* _Recorded information_
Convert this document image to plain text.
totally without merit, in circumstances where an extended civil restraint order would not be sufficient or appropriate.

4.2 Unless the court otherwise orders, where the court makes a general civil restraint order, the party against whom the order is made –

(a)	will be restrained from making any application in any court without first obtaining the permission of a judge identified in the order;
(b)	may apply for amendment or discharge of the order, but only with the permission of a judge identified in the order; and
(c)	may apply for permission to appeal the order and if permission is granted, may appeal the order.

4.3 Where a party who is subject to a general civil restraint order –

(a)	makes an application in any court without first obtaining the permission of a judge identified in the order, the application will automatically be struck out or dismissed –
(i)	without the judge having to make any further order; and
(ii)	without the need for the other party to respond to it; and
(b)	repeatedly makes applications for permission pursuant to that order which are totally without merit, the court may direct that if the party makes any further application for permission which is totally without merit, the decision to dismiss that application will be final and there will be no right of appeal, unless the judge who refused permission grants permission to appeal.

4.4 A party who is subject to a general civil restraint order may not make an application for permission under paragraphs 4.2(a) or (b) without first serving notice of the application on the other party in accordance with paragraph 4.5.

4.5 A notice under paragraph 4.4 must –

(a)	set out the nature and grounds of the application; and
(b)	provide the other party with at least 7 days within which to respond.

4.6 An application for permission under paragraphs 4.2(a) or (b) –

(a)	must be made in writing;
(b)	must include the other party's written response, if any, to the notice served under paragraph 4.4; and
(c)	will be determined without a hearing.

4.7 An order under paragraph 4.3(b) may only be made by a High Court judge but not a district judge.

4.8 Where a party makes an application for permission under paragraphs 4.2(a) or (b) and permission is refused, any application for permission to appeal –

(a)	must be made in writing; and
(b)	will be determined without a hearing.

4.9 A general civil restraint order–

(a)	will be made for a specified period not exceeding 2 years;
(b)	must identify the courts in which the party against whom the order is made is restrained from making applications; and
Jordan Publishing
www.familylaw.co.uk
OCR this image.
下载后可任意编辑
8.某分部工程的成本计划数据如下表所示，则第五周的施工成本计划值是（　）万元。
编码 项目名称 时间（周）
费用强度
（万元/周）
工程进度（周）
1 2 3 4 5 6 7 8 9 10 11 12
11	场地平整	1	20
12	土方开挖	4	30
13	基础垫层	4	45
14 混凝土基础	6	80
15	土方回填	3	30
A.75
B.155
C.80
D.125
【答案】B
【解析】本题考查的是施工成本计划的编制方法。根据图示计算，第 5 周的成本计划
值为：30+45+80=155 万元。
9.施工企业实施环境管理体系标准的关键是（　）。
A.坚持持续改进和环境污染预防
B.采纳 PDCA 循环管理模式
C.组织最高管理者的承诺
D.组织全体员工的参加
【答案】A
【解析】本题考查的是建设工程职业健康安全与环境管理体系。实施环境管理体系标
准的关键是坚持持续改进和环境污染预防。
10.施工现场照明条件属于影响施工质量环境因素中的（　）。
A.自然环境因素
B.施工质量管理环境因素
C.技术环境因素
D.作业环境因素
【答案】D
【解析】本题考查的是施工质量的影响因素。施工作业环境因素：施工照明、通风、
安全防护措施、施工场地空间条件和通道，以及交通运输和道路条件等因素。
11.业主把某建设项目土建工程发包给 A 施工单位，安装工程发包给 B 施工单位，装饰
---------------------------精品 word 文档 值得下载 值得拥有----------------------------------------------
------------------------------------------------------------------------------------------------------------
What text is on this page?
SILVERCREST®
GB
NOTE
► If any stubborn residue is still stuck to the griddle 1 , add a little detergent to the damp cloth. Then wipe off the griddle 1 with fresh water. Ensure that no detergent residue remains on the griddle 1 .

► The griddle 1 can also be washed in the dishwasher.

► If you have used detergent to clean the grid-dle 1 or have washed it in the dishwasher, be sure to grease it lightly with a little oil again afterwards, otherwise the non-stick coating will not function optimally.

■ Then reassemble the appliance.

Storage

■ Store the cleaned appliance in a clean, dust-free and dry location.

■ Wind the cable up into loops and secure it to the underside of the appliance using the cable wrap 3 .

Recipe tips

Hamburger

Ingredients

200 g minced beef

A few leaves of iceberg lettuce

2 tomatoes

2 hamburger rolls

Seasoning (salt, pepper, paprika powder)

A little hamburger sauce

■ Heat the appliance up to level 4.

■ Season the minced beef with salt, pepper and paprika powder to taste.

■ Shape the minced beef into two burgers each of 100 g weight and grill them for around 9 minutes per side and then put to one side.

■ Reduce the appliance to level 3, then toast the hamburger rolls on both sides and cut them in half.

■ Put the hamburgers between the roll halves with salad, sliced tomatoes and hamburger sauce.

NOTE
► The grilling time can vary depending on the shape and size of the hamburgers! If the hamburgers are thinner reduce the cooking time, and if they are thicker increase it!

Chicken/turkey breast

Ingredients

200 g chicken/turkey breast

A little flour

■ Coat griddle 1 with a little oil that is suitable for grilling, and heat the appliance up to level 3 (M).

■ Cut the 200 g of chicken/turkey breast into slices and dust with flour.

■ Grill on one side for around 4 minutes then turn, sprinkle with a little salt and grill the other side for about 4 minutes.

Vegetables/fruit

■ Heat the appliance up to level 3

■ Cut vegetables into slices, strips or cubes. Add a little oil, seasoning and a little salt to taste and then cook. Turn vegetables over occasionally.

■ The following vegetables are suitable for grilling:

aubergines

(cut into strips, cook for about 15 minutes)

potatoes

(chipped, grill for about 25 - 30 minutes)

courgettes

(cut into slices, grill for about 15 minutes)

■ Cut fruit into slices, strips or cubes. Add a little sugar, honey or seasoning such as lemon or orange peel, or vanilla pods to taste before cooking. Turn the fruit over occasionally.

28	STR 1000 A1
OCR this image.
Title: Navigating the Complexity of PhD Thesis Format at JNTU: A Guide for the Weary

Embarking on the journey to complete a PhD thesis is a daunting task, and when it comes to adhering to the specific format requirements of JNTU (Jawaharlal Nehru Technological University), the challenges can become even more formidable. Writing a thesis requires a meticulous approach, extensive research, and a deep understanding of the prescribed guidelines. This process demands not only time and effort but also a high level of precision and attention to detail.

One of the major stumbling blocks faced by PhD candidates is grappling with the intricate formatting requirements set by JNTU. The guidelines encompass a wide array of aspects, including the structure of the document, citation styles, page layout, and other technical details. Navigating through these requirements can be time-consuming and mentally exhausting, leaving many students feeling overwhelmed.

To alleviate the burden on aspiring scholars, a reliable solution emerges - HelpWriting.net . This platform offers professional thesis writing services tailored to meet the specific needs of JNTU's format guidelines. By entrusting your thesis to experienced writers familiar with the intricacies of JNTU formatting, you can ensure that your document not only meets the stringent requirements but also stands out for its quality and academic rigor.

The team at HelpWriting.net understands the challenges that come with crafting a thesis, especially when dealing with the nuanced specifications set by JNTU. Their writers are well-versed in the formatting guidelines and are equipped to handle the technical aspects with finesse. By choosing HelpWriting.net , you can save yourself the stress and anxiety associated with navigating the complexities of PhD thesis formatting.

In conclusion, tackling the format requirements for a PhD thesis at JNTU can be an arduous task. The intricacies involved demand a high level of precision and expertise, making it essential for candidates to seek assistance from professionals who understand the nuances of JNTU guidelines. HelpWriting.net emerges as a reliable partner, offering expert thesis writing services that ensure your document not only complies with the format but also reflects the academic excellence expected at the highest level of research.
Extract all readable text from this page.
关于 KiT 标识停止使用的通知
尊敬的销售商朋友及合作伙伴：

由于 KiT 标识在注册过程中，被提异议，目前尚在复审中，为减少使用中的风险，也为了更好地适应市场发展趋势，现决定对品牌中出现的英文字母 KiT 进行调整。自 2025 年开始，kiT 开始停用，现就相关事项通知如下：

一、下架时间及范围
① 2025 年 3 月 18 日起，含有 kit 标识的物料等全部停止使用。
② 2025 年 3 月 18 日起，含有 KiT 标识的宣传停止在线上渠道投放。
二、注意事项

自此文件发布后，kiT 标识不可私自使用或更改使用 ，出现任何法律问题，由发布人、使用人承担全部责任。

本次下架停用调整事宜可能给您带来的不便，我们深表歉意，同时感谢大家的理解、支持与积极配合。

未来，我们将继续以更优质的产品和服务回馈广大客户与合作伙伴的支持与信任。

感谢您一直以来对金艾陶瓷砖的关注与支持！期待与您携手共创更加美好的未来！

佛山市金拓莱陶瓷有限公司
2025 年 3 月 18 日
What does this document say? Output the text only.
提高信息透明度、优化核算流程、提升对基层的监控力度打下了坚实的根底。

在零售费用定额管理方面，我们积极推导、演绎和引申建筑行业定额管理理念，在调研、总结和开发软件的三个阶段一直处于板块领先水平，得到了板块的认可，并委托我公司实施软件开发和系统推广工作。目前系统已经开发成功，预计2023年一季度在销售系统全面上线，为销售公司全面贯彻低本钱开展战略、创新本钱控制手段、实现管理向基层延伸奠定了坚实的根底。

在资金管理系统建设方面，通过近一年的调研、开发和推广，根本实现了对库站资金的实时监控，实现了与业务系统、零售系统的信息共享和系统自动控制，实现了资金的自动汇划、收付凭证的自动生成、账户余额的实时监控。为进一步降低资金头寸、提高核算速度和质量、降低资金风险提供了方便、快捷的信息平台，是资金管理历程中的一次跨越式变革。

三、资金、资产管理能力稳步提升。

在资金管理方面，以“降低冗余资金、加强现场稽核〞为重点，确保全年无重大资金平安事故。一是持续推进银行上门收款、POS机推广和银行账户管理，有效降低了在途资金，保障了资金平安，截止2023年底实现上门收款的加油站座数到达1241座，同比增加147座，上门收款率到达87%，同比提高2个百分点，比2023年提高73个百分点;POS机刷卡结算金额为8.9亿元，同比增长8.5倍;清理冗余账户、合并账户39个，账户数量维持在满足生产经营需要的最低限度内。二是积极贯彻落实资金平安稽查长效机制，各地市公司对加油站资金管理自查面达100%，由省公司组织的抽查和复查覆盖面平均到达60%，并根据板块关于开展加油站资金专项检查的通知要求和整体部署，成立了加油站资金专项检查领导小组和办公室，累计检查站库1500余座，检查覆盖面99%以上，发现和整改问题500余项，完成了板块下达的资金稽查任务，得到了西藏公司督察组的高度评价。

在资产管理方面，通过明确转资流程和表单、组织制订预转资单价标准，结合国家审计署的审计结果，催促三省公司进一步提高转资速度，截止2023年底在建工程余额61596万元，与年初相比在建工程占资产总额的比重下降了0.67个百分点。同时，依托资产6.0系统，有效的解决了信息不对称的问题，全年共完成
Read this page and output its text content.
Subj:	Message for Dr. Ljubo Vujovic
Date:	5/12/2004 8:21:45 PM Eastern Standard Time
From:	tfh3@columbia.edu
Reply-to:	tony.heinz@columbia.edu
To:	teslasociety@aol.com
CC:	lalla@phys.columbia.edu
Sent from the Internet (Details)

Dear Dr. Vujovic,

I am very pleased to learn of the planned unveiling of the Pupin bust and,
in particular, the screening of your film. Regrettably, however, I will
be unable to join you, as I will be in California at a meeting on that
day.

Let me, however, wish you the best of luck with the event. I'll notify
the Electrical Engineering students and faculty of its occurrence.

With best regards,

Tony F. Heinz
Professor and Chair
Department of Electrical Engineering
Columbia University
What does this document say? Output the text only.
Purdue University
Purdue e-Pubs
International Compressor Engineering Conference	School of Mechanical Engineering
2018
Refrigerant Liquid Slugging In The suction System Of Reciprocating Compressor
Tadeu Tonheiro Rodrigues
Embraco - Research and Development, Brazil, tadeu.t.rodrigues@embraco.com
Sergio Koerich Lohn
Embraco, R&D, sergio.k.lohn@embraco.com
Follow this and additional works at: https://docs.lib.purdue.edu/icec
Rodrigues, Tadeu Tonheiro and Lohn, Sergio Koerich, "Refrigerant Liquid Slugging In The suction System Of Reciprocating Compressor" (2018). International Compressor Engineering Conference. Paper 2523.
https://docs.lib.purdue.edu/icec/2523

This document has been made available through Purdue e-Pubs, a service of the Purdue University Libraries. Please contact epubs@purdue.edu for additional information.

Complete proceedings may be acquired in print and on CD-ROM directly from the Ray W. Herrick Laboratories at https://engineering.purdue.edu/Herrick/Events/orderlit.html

* _Exercise description_
Note every line above where the string "salt" shows up, and copy those lines.

* _Exercise response_
Seasoning (salt, pepper, paprika powder)
■ Season the minced beef with salt, pepper and paprika powder to taste.
■ Grill on one side for around 4 minutes then turn, sprinkle with a little salt and grill the other side for about 4 minutes.
■ Cut vegetables into slices, strips or cubes. Add a little oil, seasoning and a little salt to taste and then cook. Turn vegetables over occasionally.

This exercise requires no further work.